_Written exercise_
Write out the data below in full. Keep it exact.
----------
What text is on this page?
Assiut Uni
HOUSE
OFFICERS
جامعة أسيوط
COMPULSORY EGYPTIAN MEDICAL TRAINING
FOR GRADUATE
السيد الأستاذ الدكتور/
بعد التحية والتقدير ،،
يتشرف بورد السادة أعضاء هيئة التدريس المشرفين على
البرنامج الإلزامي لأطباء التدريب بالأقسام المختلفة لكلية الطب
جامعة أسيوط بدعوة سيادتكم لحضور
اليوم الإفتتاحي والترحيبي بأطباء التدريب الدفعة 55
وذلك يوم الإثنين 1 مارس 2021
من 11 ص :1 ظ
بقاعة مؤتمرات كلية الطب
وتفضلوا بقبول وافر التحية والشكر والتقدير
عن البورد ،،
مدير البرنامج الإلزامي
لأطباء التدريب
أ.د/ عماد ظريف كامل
----------
_Final result_
What text is on this page?
Assiut Uni
HOUSE
OFFICERS
جامعة أسيوط
COMPULSORY EGYPTIAN MEDICAL TRAINING
FOR GRADUATE
السيد الأستاذ الدكتور/
بعد التحية والتقدير ،،
يتشرف بورد السادة أعضاء هيئة التدريس المشرفين على
البرنامج الإلزامي لأطباء التدريب بالأقسام المختلفة لكلية الطب
جامعة أسيوط بدعوة سيادتكم لحضور
اليوم الإفتتاحي والترحيبي بأطباء التدريب الدفعة 55
وذلك يوم الإثنين 1 مارس 2021
من 11 ص :1 ظ
بقاعة مؤتمرات كلية الطب
وتفضلوا بقبول وافر التحية والشكر والتقدير
عن البورد ،،
مدير البرنامج الإلزامي
لأطباء التدريب
أ.د/ عماد ظريف كامل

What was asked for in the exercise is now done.